[start SUPPLIED MATERIAL]

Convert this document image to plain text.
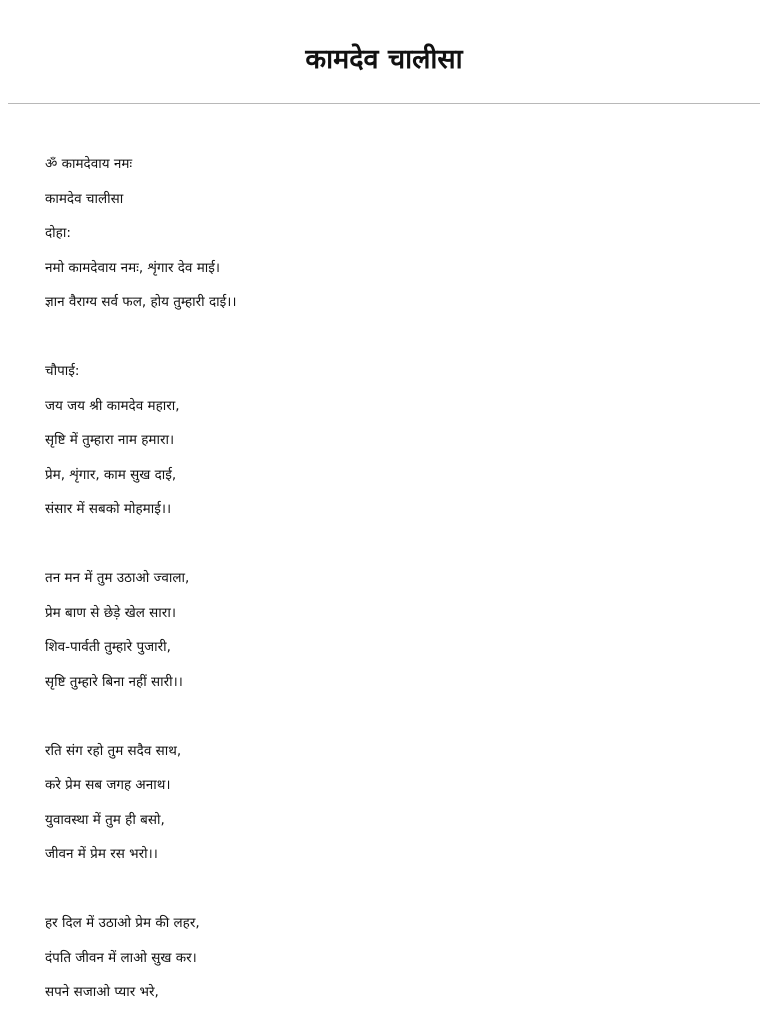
कामदेव चालीसा
ॐ कामदेवाय नमः
कामदेव चालीसा
दोहा:
नमो कामदेवाय नमः, शृंगार देव माई।
ज्ञान वैराग्य सर्व फल, होय तुम्हारी दाई।।
चौपाई:
जय जय श्री कामदेव महारा,
सृष्टि में तुम्हारा नाम हमारा।
प्रेम, शृंगार, काम सुख दाई,
संसार में सबको मोहमाई।।
तन मन में तुम उठाओ ज्वाला,
प्रेम बाण से छेड़े खेल सारा।
शिव-पार्वती तुम्हारे पुजारी,
सृष्टि तुम्हारे बिना नहीं सारी।।
रति संग रहो तुम सदैव साथ,
करे प्रेम सब जगह अनाथ।
युवावस्था में तुम ही बसो,
जीवन में प्रेम रस भरो।।
हर दिल में उठाओ प्रेम की लहर,
दंपति जीवन में लाओ सुख कर।
सपने सजाओ प्यार भरे,
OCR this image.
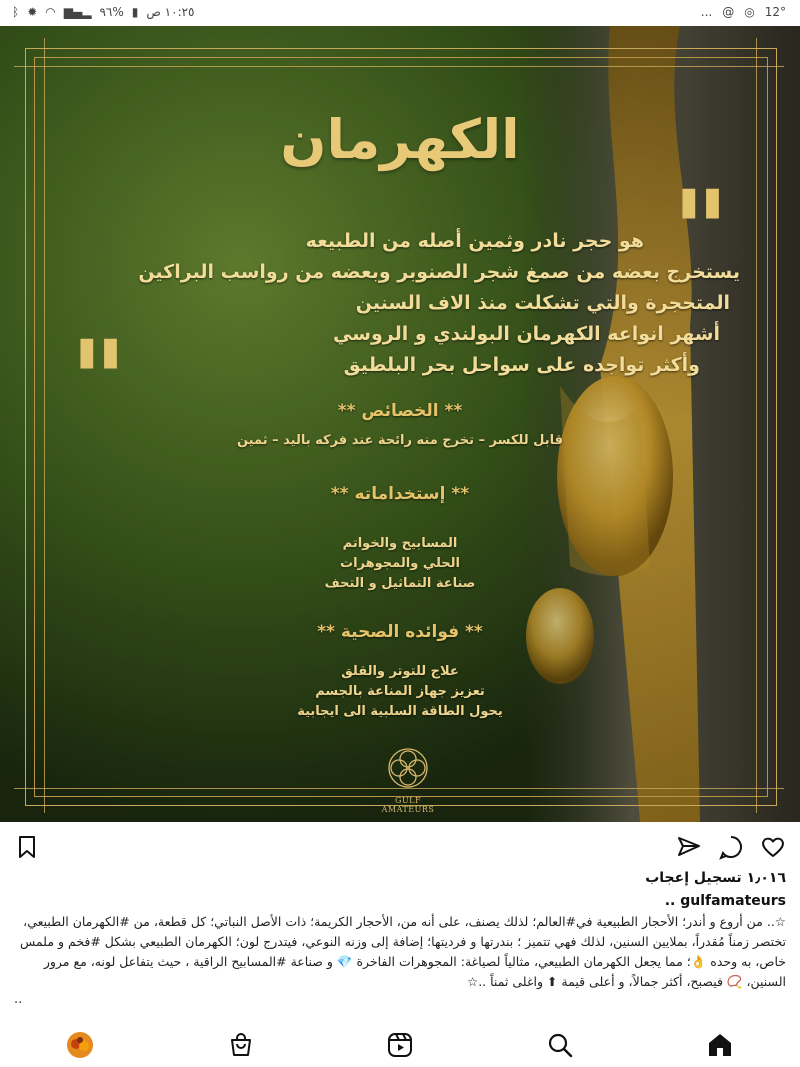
١٠:٢٥ ص
▮
%٩٦
▂▄▆
◠
✹
ᛒ	... @ ◎ 12°
الكهرمان
"
"
هو حجر نادر وثمين أصله من الطبيعه
يستخرج بعضه من صمغ شجر الصنوبر وبعضه من رواسب البراكين
المتحجرة والتي تشكلت منذ الاف السنين
أشهر انواعه الكهرمان البولندي و الروسي
وأكثر تواجده على سواحل بحر البلطيق
** الخصائص **
قابل للكسر – تخرج منه رائحة عند فركه باليد – ثمين
** إستخداماته **
المسابيح والخواتم
الحلي والمجوهرات
صناعة التماثيل و التحف
** فوائده الصحية **
علاج للتوتر والقلق
تعزيز جهاز المناعة بالجسم
يحول الطاقة السلبية الى ايجابية
GULF AMATEURS
١٫٠١٦ تسجيل إعجاب
gulfamateurs ..
☆.. من أروع و أندر؛ الأحجار الطبيعية في#العالم؛ لذلك يصنف، على أنه من، الأحجار الكريمة؛ ذات الأصل النباتي؛ كل قطعة، من #الكهرمان الطبيعي،
تختصر زمناً مُقدراً، بملايين السنين، لذلك فهي تتميز ؛ بندرتها و فرديتها؛ إضافة إلى وزنه النوعي، فيتدرج لون؛ الكهرمان الطبيعي بشكل #فخم و ملمس
خاص، به وحده 👌؛ مما يجعل الكهرمان الطبيعي، مثالياً لصياغة: المجوهرات الفاخرة 💎 و صناعة #المسابيح الراقية ، حيث يتفاعل لونه، مع مرور
السنين، 📿 فيصبح، أكثر جمالاً، و أعلى قيمة ⬆ واغلى ثمناً ..☆
..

[end SUPPLIED MATERIAL]

DO THIS →
Among the lines of the material, find those that hold the word "صناعة" and copy them.

COMPLETE ANSWER →
صناعة التماثيل و التحف
خاص، به وحده 👌؛ مما يجعل الكهرمان الطبيعي، مثالياً لصياغة: المجوهرات الفاخرة 💎 و صناعة #المسابيح الراقية ، حيث يتفاعل لونه، مع مرور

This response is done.